### TASK DETAILS:
Count the lines below that contain the word "Vouchers", and reply with only that number.

Data entries:
_____

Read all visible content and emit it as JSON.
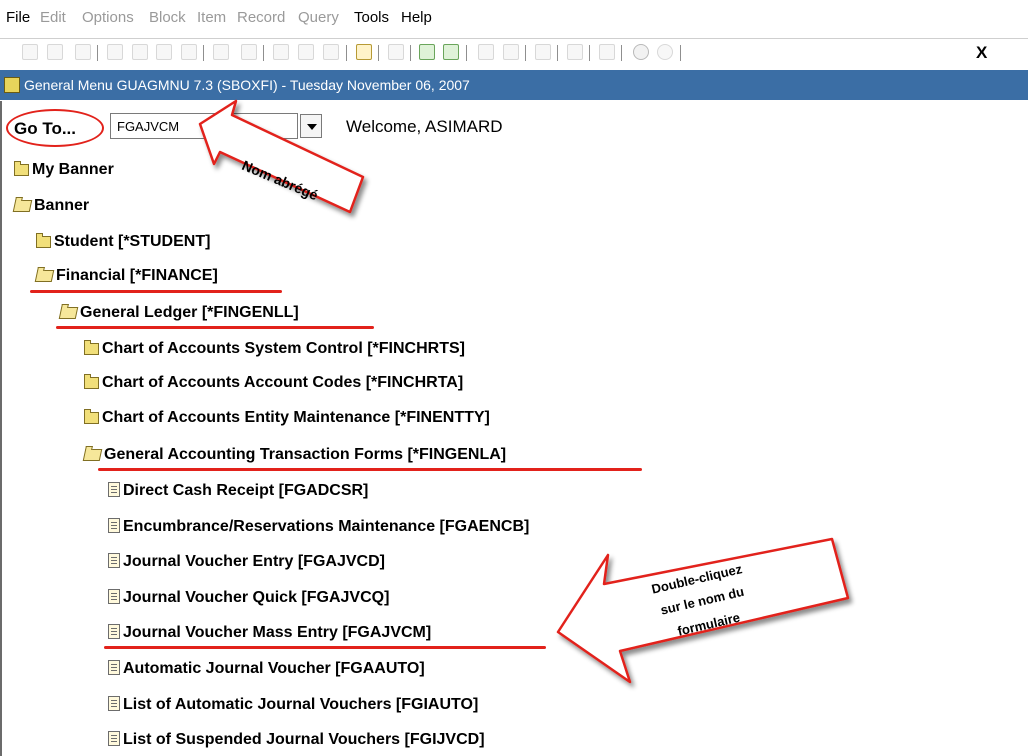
{
  "menu": [
    "File",
    "Edit",
    "Options",
    "Block",
    "Item",
    "Record",
    "Query",
    "Tools",
    "Help"
  ],
  "toolbar": {
    "exit_label": "X"
  },
  "window": {
    "title": "General Menu  GUAGMNU  7.3  (SBOXFI) - Tuesday November 06, 2007"
  },
  "goto": {
    "label": "Go To...",
    "value": "FGAJVCM"
  },
  "welcome": "Welcome, ASIMARD",
  "tree": [
    "My Banner",
    "Banner",
    "Student [*STUDENT]",
    "Financial [*FINANCE]",
    "General Ledger [*FINGENLL]",
    "Chart of Accounts System Control [*FINCHRTS]",
    "Chart of Accounts Account Codes [*FINCHRTA]",
    "Chart of Accounts Entity Maintenance [*FINENTTY]",
    "General Accounting Transaction Forms [*FINGENLA]",
    "Direct Cash Receipt [FGADCSR]",
    "Encumbrance/Reservations Maintenance [FGAENCB]",
    "Journal Voucher Entry [FGAJVCD]",
    "Journal Voucher Quick [FGAJVCQ]",
    "Journal Voucher Mass Entry [FGAJVCM]",
    "Automatic Journal Voucher [FGAAUTO]",
    "List of Automatic Journal Vouchers [FGIAUTO]",
    "List of Suspended Journal Vouchers [FGIJVCD]"
  ],
  "annotations": {
    "short_name": "Nom abrégé",
    "double_click": [
      "Double-cliquez",
      "sur le nom du",
      "formulaire"
    ]
  },
  "colors": {
    "title_bar": "#3b6ea5",
    "annotation_red": "#e2221b"
  }
}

_____

### ANSWER:
2